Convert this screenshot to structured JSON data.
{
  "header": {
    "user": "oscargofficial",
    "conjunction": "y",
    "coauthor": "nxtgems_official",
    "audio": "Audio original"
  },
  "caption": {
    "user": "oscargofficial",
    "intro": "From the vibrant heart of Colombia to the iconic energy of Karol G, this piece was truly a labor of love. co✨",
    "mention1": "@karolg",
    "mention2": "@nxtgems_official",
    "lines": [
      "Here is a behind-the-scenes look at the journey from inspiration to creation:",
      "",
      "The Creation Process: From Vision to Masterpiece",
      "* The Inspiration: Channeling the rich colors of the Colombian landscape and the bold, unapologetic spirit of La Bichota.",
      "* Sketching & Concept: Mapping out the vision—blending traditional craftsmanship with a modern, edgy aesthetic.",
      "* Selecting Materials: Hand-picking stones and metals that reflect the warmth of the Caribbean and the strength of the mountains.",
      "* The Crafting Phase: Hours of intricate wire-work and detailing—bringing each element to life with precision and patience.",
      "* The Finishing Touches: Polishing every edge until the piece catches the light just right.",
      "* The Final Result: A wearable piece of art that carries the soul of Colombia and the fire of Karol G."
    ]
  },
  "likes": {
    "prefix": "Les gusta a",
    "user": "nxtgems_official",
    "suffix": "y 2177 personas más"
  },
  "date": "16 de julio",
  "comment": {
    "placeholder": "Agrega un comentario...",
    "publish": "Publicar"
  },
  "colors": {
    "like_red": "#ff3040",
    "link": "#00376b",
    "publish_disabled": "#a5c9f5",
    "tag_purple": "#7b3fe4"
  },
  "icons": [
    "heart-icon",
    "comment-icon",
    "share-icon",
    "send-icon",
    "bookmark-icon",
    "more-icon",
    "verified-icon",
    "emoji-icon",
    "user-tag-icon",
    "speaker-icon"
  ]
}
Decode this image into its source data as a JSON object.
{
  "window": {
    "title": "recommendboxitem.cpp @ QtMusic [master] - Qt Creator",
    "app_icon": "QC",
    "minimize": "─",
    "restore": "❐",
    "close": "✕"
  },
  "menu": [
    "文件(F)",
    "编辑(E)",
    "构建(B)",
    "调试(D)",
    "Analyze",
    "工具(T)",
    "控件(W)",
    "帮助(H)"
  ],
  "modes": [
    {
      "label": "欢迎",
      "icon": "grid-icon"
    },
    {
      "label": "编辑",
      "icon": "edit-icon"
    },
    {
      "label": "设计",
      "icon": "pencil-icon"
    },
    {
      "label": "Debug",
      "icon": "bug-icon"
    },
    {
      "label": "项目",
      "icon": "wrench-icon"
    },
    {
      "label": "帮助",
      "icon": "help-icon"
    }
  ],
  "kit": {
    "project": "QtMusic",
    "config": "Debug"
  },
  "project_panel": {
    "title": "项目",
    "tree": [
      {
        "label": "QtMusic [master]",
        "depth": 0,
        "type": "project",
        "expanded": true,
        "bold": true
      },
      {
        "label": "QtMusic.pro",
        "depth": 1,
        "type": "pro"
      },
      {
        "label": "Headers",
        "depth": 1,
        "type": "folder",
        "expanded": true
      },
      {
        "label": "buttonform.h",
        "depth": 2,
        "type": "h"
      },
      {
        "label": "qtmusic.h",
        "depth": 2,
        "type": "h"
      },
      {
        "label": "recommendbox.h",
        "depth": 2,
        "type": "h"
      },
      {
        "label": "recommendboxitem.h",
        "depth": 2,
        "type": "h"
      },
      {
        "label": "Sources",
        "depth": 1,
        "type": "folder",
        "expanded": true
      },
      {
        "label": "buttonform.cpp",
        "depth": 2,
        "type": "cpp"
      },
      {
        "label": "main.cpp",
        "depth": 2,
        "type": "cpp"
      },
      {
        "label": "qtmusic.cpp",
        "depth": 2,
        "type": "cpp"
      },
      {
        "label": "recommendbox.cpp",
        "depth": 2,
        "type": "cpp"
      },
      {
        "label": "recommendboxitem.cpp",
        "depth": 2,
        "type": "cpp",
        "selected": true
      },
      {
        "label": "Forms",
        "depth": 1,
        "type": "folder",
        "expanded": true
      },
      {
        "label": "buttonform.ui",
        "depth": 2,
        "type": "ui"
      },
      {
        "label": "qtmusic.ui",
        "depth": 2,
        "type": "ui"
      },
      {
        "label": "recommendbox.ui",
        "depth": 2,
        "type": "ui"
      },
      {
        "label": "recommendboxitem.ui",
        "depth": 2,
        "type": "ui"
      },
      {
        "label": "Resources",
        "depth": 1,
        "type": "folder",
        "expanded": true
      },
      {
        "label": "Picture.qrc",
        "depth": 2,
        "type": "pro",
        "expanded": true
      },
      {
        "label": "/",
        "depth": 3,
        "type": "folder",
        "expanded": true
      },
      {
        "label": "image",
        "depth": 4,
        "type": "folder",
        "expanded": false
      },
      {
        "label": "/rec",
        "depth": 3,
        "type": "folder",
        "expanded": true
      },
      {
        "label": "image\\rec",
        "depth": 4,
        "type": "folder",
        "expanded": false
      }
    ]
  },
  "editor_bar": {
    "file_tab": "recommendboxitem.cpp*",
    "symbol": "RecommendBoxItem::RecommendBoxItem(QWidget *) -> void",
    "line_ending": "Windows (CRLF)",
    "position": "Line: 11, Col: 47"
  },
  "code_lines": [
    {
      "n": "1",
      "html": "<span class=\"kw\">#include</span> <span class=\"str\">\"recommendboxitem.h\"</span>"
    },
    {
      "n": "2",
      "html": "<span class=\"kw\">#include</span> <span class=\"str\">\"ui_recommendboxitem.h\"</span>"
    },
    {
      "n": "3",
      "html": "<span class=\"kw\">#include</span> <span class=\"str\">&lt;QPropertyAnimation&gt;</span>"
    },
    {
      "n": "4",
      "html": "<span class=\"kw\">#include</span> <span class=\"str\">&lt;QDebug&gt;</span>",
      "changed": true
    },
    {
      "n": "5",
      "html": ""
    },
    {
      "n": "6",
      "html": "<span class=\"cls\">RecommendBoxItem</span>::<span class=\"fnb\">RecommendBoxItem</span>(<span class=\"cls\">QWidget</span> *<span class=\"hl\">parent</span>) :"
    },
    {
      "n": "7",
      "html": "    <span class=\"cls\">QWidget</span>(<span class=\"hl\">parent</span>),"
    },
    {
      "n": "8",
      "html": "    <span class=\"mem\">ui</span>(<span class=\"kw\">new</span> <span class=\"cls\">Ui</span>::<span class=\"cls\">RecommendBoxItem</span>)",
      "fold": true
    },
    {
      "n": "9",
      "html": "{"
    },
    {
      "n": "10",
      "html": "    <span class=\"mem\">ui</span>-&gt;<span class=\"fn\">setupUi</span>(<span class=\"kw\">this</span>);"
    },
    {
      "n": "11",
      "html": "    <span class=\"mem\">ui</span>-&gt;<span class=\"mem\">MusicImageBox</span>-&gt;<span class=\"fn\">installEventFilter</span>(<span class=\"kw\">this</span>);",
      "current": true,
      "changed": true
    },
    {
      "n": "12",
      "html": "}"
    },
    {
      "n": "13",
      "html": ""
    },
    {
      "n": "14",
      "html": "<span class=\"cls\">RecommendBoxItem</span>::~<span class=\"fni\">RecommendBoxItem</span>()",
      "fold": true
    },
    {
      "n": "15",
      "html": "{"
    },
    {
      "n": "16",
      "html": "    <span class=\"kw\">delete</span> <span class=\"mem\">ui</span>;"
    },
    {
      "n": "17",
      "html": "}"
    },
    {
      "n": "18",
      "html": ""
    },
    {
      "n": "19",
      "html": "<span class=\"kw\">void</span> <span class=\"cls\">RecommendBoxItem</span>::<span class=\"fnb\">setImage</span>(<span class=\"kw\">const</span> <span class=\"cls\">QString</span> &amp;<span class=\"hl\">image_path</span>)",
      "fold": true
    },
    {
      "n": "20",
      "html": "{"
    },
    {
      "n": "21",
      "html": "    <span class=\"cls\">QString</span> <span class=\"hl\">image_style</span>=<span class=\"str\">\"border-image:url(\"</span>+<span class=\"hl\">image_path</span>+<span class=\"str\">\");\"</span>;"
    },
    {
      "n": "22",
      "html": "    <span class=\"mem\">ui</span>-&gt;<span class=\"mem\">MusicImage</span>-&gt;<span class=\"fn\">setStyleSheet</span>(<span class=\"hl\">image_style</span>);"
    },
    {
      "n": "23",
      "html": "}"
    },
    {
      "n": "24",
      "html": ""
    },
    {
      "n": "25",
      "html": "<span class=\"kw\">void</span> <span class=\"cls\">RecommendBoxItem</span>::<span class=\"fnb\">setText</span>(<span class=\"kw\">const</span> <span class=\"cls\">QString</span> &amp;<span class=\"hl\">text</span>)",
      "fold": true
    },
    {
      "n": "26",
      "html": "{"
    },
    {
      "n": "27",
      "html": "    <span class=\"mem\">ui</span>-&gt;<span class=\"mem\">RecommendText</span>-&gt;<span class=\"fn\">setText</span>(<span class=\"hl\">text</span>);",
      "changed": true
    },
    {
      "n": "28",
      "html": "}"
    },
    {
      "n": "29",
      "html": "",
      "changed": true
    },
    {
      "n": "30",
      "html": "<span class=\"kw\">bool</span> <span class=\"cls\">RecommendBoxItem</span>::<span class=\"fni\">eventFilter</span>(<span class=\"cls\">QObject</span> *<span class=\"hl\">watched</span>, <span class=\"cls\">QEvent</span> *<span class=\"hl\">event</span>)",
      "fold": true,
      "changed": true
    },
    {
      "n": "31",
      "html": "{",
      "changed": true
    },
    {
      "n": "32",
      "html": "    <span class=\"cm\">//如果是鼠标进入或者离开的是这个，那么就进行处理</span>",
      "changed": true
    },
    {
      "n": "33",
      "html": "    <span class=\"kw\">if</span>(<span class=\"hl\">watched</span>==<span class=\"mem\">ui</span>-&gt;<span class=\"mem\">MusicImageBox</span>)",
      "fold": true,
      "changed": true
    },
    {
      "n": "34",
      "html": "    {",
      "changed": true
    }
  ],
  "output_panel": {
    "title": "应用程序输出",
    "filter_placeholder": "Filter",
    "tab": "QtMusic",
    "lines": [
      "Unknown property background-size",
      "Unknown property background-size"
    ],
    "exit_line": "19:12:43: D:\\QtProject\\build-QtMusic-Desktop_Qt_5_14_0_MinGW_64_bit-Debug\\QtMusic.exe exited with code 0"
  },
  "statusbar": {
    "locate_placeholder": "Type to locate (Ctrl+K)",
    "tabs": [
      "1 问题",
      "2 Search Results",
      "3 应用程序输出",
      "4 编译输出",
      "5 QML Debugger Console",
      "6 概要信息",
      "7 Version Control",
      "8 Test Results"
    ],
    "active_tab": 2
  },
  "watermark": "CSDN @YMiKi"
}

□ □ □ □ □ □ □

* **What this task involves**
Gather each line from the entries above that includes the word "text".

* **Solution for this task**
      "html": "<span class=\"kw\">void</span> <span class=\"cls\">RecommendBoxItem</span>::<span class=\"fnb\">setText</span>(<span class=\"kw\">const</span> <span class=\"cls\">QString</span> &amp;<span class=\"hl\">text</span>)",
      "html": "    <span class=\"mem\">ui</span>-&gt;<span class=\"mem\">RecommendText</span>-&gt;<span class=\"fn\">setText</span>(<span class=\"hl\">text</span>);",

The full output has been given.